* START RECORDS TO USE *

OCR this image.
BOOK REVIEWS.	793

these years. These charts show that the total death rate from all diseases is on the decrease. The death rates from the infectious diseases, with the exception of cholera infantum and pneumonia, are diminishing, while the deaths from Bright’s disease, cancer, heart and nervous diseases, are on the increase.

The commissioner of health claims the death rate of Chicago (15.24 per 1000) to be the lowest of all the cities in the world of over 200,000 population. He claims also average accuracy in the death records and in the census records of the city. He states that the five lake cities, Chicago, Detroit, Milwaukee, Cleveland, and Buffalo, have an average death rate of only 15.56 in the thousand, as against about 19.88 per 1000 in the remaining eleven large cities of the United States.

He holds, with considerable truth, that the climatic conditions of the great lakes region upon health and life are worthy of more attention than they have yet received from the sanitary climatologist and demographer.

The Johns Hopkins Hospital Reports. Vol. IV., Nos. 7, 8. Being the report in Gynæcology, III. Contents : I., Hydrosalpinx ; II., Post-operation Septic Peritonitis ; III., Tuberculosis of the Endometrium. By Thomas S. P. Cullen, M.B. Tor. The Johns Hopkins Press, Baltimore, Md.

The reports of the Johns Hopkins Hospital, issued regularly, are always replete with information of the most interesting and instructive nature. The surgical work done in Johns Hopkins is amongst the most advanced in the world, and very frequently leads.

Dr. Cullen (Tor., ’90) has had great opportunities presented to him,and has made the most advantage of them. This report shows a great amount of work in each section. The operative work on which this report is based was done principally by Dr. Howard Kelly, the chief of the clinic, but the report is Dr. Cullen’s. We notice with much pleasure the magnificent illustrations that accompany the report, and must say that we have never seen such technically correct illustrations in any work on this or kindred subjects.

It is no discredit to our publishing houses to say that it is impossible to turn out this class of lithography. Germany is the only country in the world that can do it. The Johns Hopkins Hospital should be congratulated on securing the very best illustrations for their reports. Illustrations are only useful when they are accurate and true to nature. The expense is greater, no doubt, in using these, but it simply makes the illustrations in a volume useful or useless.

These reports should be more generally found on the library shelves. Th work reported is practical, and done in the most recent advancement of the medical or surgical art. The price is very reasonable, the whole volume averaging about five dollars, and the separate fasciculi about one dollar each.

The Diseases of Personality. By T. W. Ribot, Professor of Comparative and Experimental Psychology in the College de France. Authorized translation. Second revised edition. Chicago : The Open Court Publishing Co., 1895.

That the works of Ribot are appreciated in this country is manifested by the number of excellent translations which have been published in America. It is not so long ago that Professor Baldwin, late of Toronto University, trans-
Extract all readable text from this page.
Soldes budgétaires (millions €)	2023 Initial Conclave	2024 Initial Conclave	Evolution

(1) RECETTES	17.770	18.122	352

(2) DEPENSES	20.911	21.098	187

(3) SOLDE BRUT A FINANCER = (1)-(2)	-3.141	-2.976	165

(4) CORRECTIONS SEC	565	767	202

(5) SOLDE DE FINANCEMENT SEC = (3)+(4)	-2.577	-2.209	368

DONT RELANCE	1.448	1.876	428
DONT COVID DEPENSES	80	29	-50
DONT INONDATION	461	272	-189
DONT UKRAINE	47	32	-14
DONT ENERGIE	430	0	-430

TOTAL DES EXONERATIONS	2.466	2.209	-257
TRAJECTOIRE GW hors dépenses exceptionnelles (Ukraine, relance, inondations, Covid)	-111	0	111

* END RECORDS TO USE *

Would you reproduce all the entries exactly?

OCR this image.
BOOK REVIEWS.	793

these years. These charts show that the total death rate from all diseases is on the decrease. The death rates from the infectious diseases, with the exception of cholera infantum and pneumonia, are diminishing, while the deaths from Bright’s disease, cancer, heart and nervous diseases, are on the increase.

The commissioner of health claims the death rate of Chicago (15.24 per 1000) to be the lowest of all the cities in the world of over 200,000 population. He claims also average accuracy in the death records and in the census records of the city. He states that the five lake cities, Chicago, Detroit, Milwaukee, Cleveland, and Buffalo, have an average death rate of only 15.56 in the thousand, as against about 19.88 per 1000 in the remaining eleven large cities of the United States.

He holds, with considerable truth, that the climatic conditions of the great lakes region upon health and life are worthy of more attention than they have yet received from the sanitary climatologist and demographer.

The Johns Hopkins Hospital Reports. Vol. IV., Nos. 7, 8. Being the report in Gynæcology, III. Contents : I., Hydrosalpinx ; II., Post-operation Septic Peritonitis ; III., Tuberculosis of the Endometrium. By Thomas S. P. Cullen, M.B. Tor. The Johns Hopkins Press, Baltimore, Md.

The reports of the Johns Hopkins Hospital, issued regularly, are always replete with information of the most interesting and instructive nature. The surgical work done in Johns Hopkins is amongst the most advanced in the world, and very frequently leads.

Dr. Cullen (Tor., ’90) has had great opportunities presented to him,and has made the most advantage of them. This report shows a great amount of work in each section. The operative work on which this report is based was done principally by Dr. Howard Kelly, the chief of the clinic, but the report is Dr. Cullen’s. We notice with much pleasure the magnificent illustrations that accompany the report, and must say that we have never seen such technically correct illustrations in any work on this or kindred subjects.

It is no discredit to our publishing houses to say that it is impossible to turn out this class of lithography. Germany is the only country in the world that can do it. The Johns Hopkins Hospital should be congratulated on securing the very best illustrations for their reports. Illustrations are only useful when they are accurate and true to nature. The expense is greater, no doubt, in using these, but it simply makes the illustrations in a volume useful or useless.

These reports should be more generally found on the library shelves. Th work reported is practical, and done in the most recent advancement of the medical or surgical art. The price is very reasonable, the whole volume averaging about five dollars, and the separate fasciculi about one dollar each.

The Diseases of Personality. By T. W. Ribot, Professor of Comparative and Experimental Psychology in the College de France. Authorized translation. Second revised edition. Chicago : The Open Court Publishing Co., 1895.

That the works of Ribot are appreciated in this country is manifested by the number of excellent translations which have been published in America. It is not so long ago that Professor Baldwin, late of Toronto University, trans-
Extract all readable text from this page.
Soldes budgétaires (millions €)	2023 Initial Conclave	2024 Initial Conclave	Evolution

(1) RECETTES	17.770	18.122	352

(2) DEPENSES	20.911	21.098	187

(3) SOLDE BRUT A FINANCER = (1)-(2)	-3.141	-2.976	165

(4) CORRECTIONS SEC	565	767	202

(5) SOLDE DE FINANCEMENT SEC = (3)+(4)	-2.577	-2.209	368

DONT RELANCE	1.448	1.876	428
DONT COVID DEPENSES	80	29	-50
DONT INONDATION	461	272	-189
DONT UKRAINE	47	32	-14
DONT ENERGIE	430	0	-430

TOTAL DES EXONERATIONS	2.466	2.209	-257
TRAJECTOIRE GW hors dépenses exceptionnelles (Ukraine, relance, inondations, Covid)	-111	0	111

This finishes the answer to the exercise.